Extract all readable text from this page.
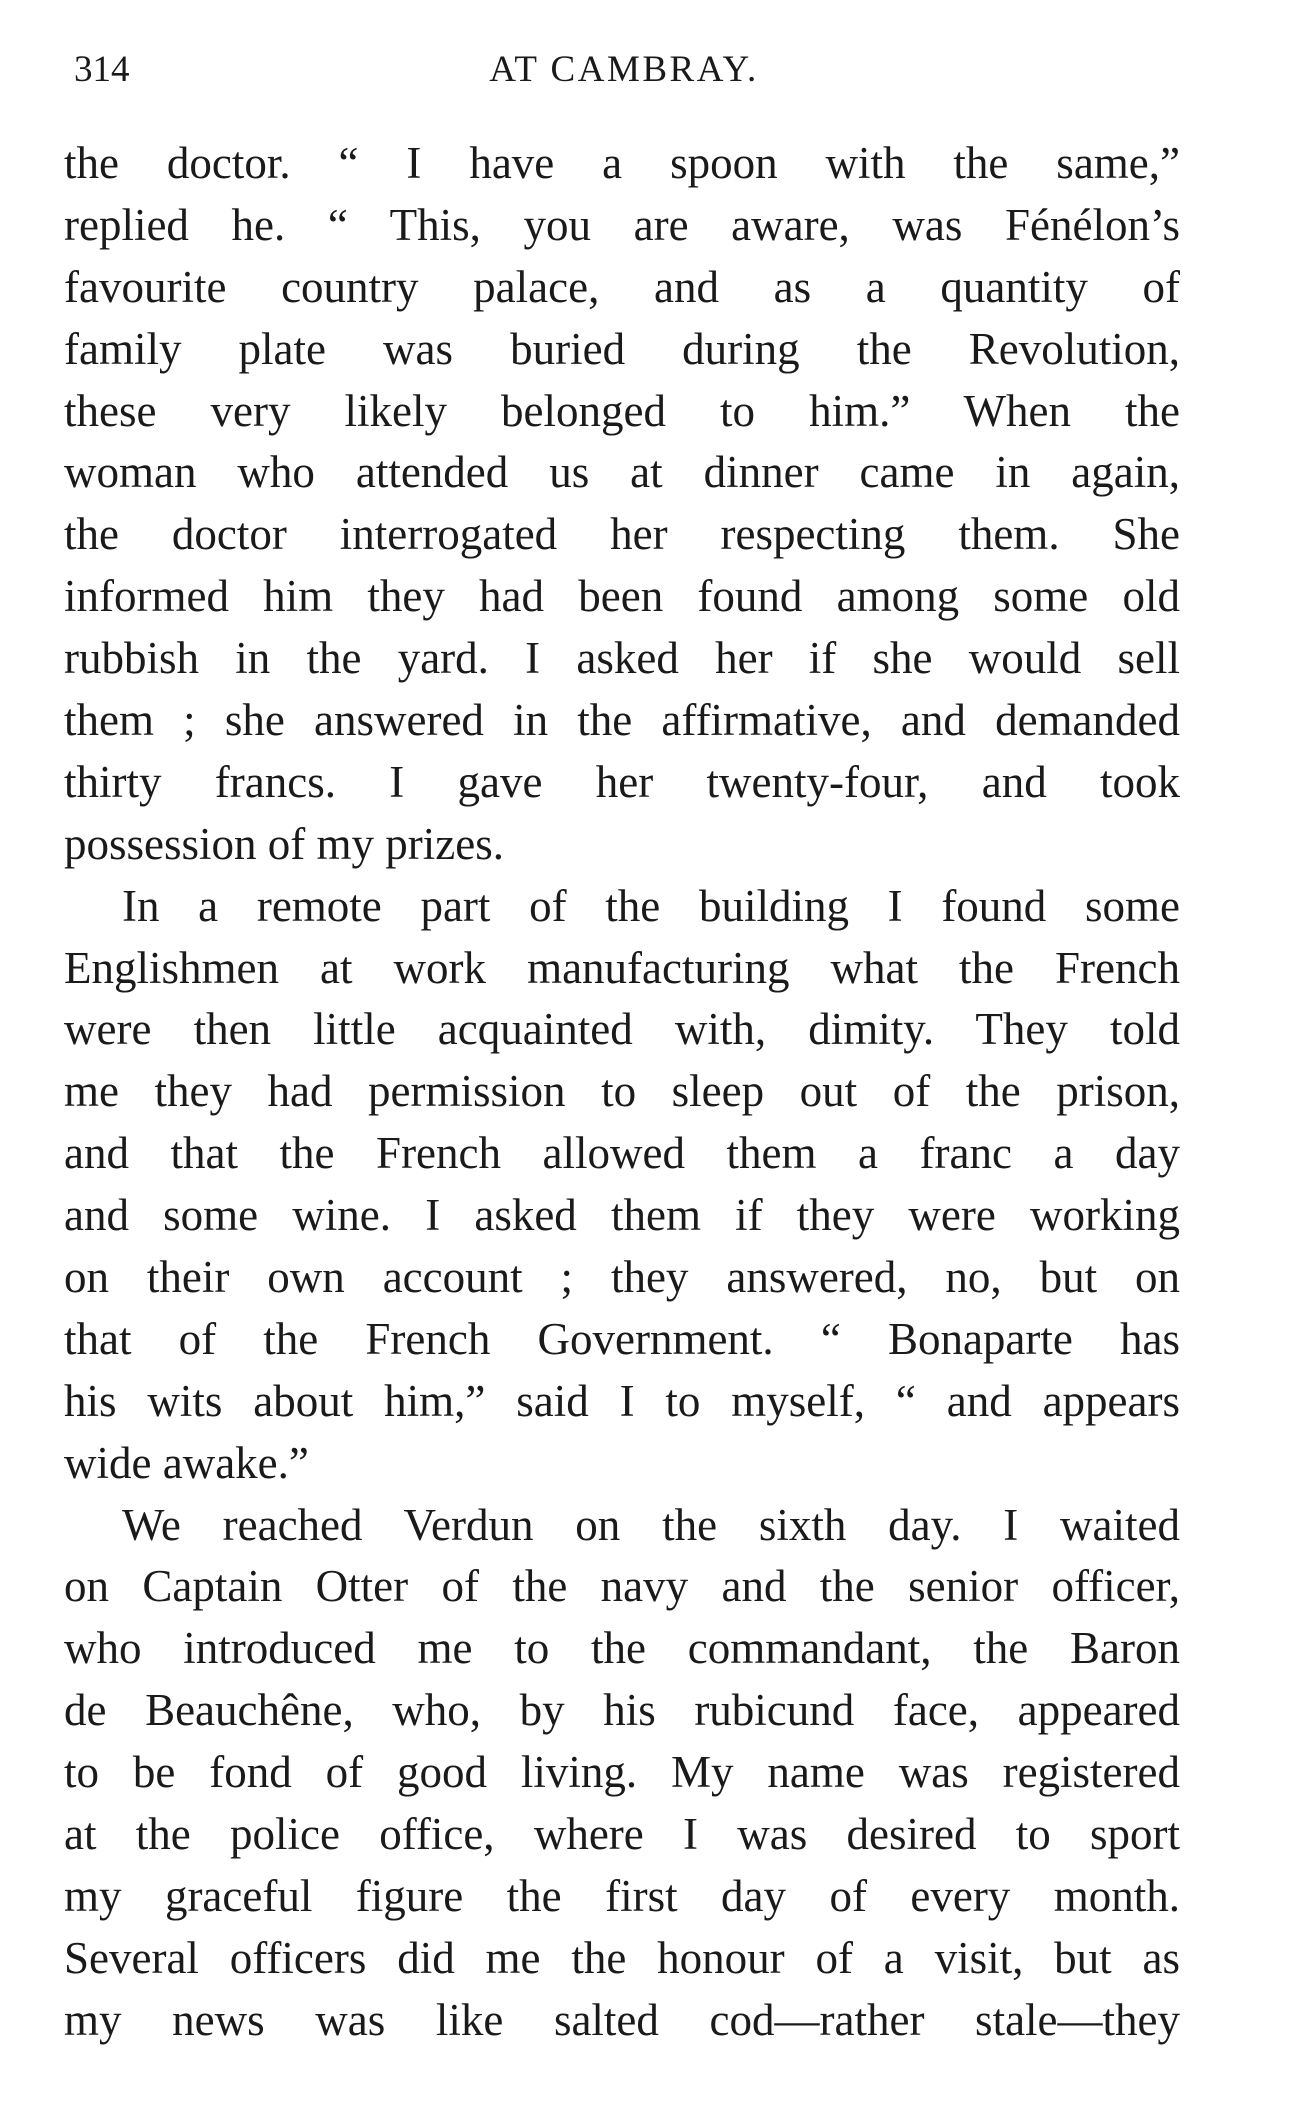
314	AT CAMBRAY.
the doctor. “ I have a spoon with the same,”
replied he. “ This, you are aware, was Fénélon’s
favourite country palace, and as a quantity of
family plate was buried during the Revolution,
these very likely belonged to him.” When the
woman who attended us at dinner came in again,
the doctor interrogated her respecting them. She
informed him they had been found among some old
rubbish in the yard. I asked her if she would sell
them ; she answered in the affirmative, and demanded
thirty francs. I gave her twenty-four, and took
possession of my prizes.
In a remote part of the building I found some
Englishmen at work manufacturing what the French
were then little acquainted with, dimity. They told
me they had permission to sleep out of the prison,
and that the French allowed them a franc a day
and some wine. I asked them if they were working
on their own account ; they answered, no, but on
that of the French Government. “ Bonaparte has
his wits about him,” said I to myself, “ and appears
wide awake.”
We reached Verdun on the sixth day. I waited
on Captain Otter of the navy and the senior officer,
who introduced me to the commandant, the Baron
de Beauchêne, who, by his rubicund face, appeared
to be fond of good living. My name was registered
at the police office, where I was desired to sport
my graceful figure the first day of every month.
Several officers did me the honour of a visit, but as
my news was like salted cod—rather stale—they
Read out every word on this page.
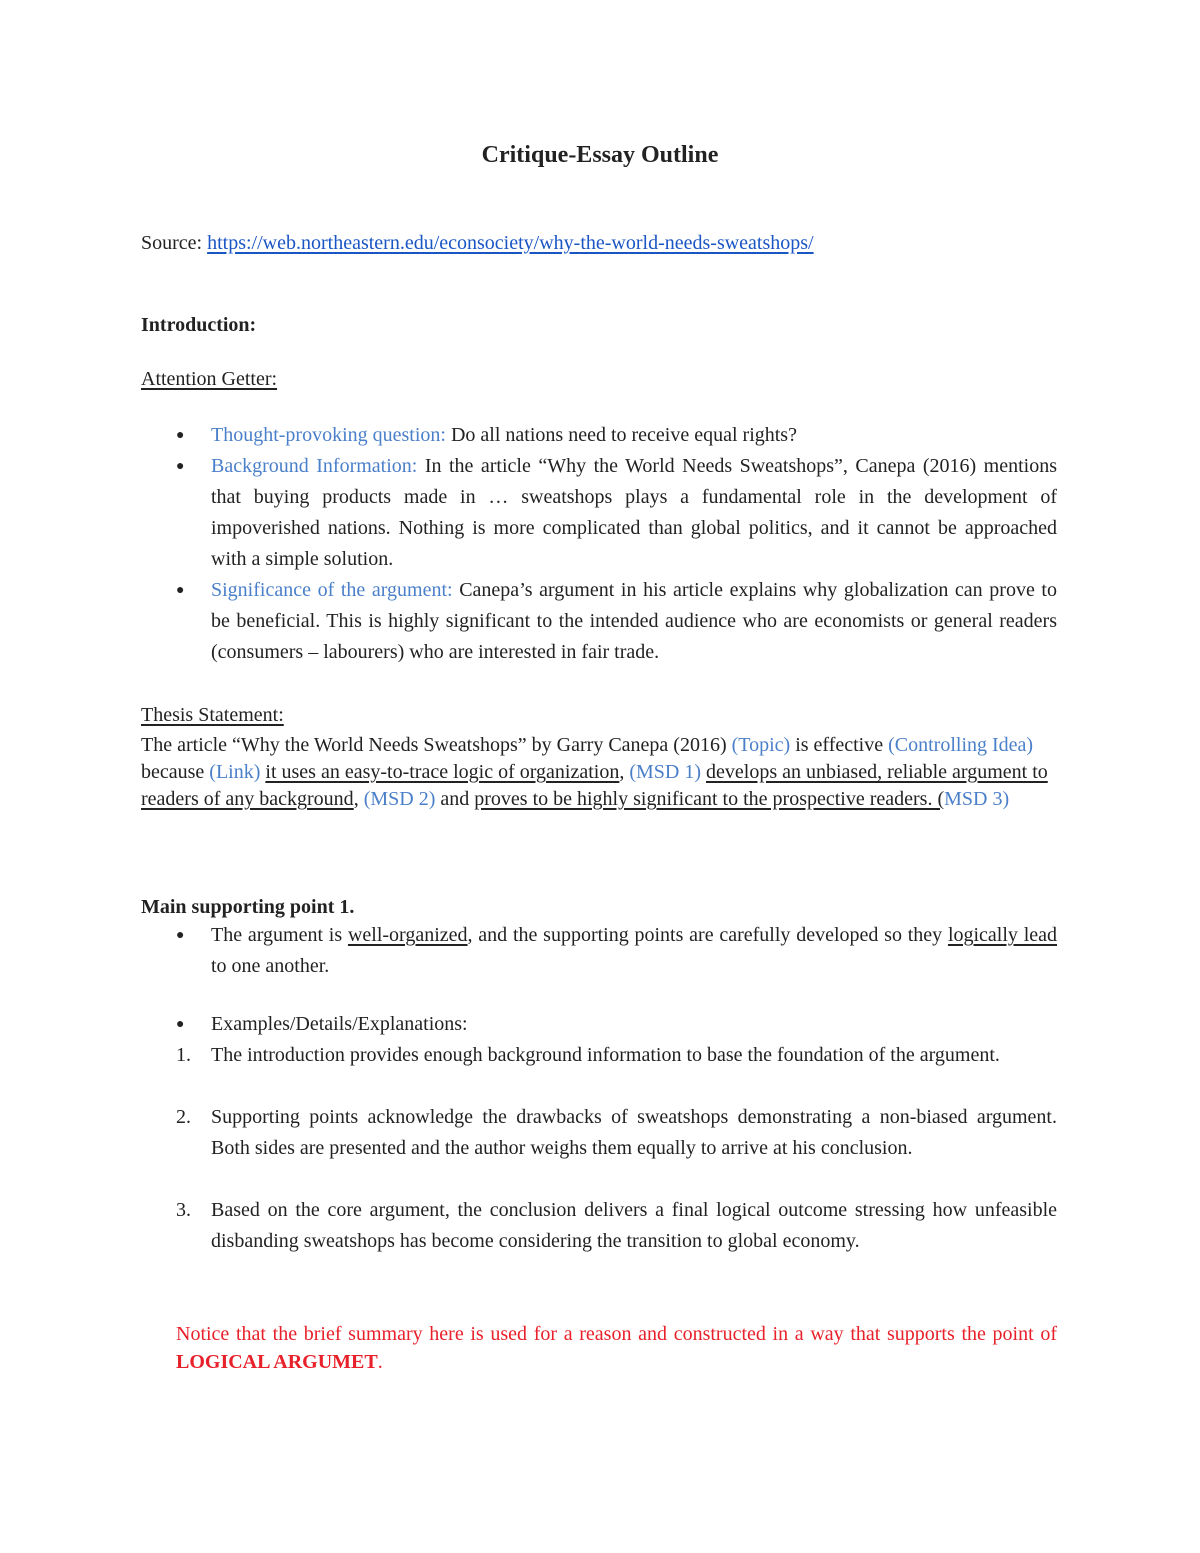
Critique-Essay Outline
Source: https://web.northeastern.edu/econsociety/why-the-world-needs-sweatshops/
Introduction:
Attention Getter:
● Thought-provoking question: Do all nations need to receive equal rights?
● Background Information: In the article “Why the World Needs Sweatshops”, Canepa (2016) mentions that buying products made in … sweatshops plays a fundamental role in the development of impoverished nations. Nothing is more complicated than global politics, and it cannot be approached with a simple solution.
● Significance of the argument: Canepa’s argument in his article explains why globalization can prove to be beneficial. This is highly significant to the intended audience who are economists or general readers (consumers – labourers) who are interested in fair trade.
Thesis Statement:
The article “Why the World Needs Sweatshops” by Garry Canepa (2016) (Topic) is effective (Controlling Idea) because (Link) it uses an easy-to-trace logic of organization, (MSD 1) develops an unbiased, reliable argument to readers of any background, (MSD 2) and proves to be highly significant to the prospective readers. (MSD 3)
Main supporting point 1.
● The argument is well-organized, and the supporting points are carefully developed so they logically lead to one another.
● Examples/Details/Explanations:
1. The introduction provides enough background information to base the foundation of the argument.
2. Supporting points acknowledge the drawbacks of sweatshops demonstrating a non-biased argument. Both sides are presented and the author weighs them equally to arrive at his conclusion.
3. Based on the core argument, the conclusion delivers a final logical outcome stressing how unfeasible disbanding sweatshops has become considering the transition to global economy.
Notice that the brief summary here is used for a reason and constructed in a way that supports the point of LOGICAL ARGUMET.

■ Stated exercise: Transcribe the material exactly, keeping every word and none of the pictures.

■ Correct answer:
Extract all readable text from this page.
314	AT CAMBRAY.
the doctor. “ I have a spoon with the same,”
replied he. “ This, you are aware, was Fénélon’s
favourite country palace, and as a quantity of
family plate was buried during the Revolution,
these very likely belonged to him.” When the
woman who attended us at dinner came in again,
the doctor interrogated her respecting them. She
informed him they had been found among some old
rubbish in the yard. I asked her if she would sell
them ; she answered in the affirmative, and demanded
thirty francs. I gave her twenty-four, and took
possession of my prizes.
In a remote part of the building I found some
Englishmen at work manufacturing what the French
were then little acquainted with, dimity. They told
me they had permission to sleep out of the prison,
and that the French allowed them a franc a day
and some wine. I asked them if they were working
on their own account ; they answered, no, but on
that of the French Government. “ Bonaparte has
his wits about him,” said I to myself, “ and appears
wide awake.”
We reached Verdun on the sixth day. I waited
on Captain Otter of the navy and the senior officer,
who introduced me to the commandant, the Baron
de Beauchêne, who, by his rubicund face, appeared
to be fond of good living. My name was registered
at the police office, where I was desired to sport
my graceful figure the first day of every month.
Several officers did me the honour of a visit, but as
my news was like salted cod—rather stale—they
Read out every word on this page.
Critique-Essay Outline
Source: https://web.northeastern.edu/econsociety/why-the-world-needs-sweatshops/
Introduction:
Attention Getter:
● Thought-provoking question: Do all nations need to receive equal rights?
● Background Information: In the article “Why the World Needs Sweatshops”, Canepa (2016) mentions that buying products made in … sweatshops plays a fundamental role in the development of impoverished nations. Nothing is more complicated than global politics, and it cannot be approached with a simple solution.
● Significance of the argument: Canepa’s argument in his article explains why globalization can prove to be beneficial. This is highly significant to the intended audience who are economists or general readers (consumers – labourers) who are interested in fair trade.
Thesis Statement:
The article “Why the World Needs Sweatshops” by Garry Canepa (2016) (Topic) is effective (Controlling Idea) because (Link) it uses an easy-to-trace logic of organization, (MSD 1) develops an unbiased, reliable argument to readers of any background, (MSD 2) and proves to be highly significant to the prospective readers. (MSD 3)
Main supporting point 1.
● The argument is well-organized, and the supporting points are carefully developed so they logically lead to one another.
● Examples/Details/Explanations:
1. The introduction provides enough background information to base the foundation of the argument.
2. Supporting points acknowledge the drawbacks of sweatshops demonstrating a non-biased argument. Both sides are presented and the author weighs them equally to arrive at his conclusion.
3. Based on the core argument, the conclusion delivers a final logical outcome stressing how unfeasible disbanding sweatshops has become considering the transition to global economy.
Notice that the brief summary here is used for a reason and constructed in a way that supports the point of LOGICAL ARGUMET.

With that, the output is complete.